Copy the lines holding the word "rack", all of them.

> **RECORD EXTRACTS**
(begin)
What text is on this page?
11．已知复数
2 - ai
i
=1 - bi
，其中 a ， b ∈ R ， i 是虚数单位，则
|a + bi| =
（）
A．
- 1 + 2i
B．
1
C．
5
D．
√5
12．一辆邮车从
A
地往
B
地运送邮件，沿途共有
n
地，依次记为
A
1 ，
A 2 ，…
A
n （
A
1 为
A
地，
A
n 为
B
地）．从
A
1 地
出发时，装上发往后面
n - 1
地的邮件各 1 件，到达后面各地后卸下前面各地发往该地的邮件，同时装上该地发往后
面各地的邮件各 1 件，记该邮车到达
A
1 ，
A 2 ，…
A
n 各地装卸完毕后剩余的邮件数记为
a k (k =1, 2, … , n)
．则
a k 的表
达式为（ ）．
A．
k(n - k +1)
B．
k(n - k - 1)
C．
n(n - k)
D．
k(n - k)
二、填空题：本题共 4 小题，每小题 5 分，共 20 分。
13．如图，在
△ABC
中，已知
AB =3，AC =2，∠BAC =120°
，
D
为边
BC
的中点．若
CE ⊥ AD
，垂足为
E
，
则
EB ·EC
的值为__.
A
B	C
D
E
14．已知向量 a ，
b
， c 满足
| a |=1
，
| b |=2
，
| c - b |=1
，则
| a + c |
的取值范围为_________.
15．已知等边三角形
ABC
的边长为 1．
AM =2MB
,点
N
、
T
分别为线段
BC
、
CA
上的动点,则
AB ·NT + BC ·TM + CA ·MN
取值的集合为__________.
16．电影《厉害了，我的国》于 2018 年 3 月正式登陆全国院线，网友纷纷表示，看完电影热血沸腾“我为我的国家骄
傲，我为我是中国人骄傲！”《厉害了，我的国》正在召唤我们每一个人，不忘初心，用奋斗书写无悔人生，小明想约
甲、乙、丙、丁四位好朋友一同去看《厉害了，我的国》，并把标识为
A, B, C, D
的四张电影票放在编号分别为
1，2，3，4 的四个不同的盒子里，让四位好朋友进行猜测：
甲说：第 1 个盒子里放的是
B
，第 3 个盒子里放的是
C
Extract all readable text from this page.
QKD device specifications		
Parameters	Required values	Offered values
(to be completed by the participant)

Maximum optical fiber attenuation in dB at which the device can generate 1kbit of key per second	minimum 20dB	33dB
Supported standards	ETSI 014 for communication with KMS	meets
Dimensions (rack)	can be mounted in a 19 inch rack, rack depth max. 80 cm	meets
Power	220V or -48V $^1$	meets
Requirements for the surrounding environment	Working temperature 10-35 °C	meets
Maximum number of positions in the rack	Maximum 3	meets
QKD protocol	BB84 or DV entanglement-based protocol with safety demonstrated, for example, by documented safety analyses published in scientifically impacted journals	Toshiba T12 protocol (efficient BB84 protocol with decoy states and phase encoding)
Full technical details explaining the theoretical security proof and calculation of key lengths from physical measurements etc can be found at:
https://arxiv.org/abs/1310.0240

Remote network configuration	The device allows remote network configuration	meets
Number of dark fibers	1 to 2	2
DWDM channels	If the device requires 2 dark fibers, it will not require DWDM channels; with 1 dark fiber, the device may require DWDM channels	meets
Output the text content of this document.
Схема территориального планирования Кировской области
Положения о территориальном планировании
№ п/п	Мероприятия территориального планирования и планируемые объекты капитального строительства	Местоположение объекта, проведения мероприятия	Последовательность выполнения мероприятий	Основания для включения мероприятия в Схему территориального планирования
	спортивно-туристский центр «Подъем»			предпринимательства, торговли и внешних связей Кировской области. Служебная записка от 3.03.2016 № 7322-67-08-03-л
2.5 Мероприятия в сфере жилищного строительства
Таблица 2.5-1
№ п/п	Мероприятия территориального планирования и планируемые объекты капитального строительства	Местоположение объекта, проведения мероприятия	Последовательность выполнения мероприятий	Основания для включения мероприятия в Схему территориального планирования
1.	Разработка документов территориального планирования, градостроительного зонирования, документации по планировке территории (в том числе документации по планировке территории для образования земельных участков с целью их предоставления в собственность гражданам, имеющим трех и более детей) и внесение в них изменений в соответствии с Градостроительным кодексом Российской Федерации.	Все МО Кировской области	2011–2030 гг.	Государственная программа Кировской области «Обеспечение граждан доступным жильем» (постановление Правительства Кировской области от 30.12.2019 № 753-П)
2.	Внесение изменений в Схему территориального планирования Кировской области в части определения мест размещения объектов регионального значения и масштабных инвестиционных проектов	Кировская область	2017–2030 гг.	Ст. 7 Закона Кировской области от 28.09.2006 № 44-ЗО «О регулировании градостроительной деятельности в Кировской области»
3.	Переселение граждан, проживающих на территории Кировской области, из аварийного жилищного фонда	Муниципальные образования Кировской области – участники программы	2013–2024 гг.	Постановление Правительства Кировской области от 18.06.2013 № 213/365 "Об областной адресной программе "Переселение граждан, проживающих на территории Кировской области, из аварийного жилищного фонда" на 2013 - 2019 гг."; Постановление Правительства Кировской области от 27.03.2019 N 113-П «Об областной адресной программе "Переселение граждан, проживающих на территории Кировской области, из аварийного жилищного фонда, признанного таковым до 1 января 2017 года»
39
(end)
> **SOLUTION FOR THIS EXERCISE**
Dimensions (rack)	can be mounted in a 19 inch rack, rack depth max. 80 cm	meets
Maximum number of positions in the rack	Maximum 3	meets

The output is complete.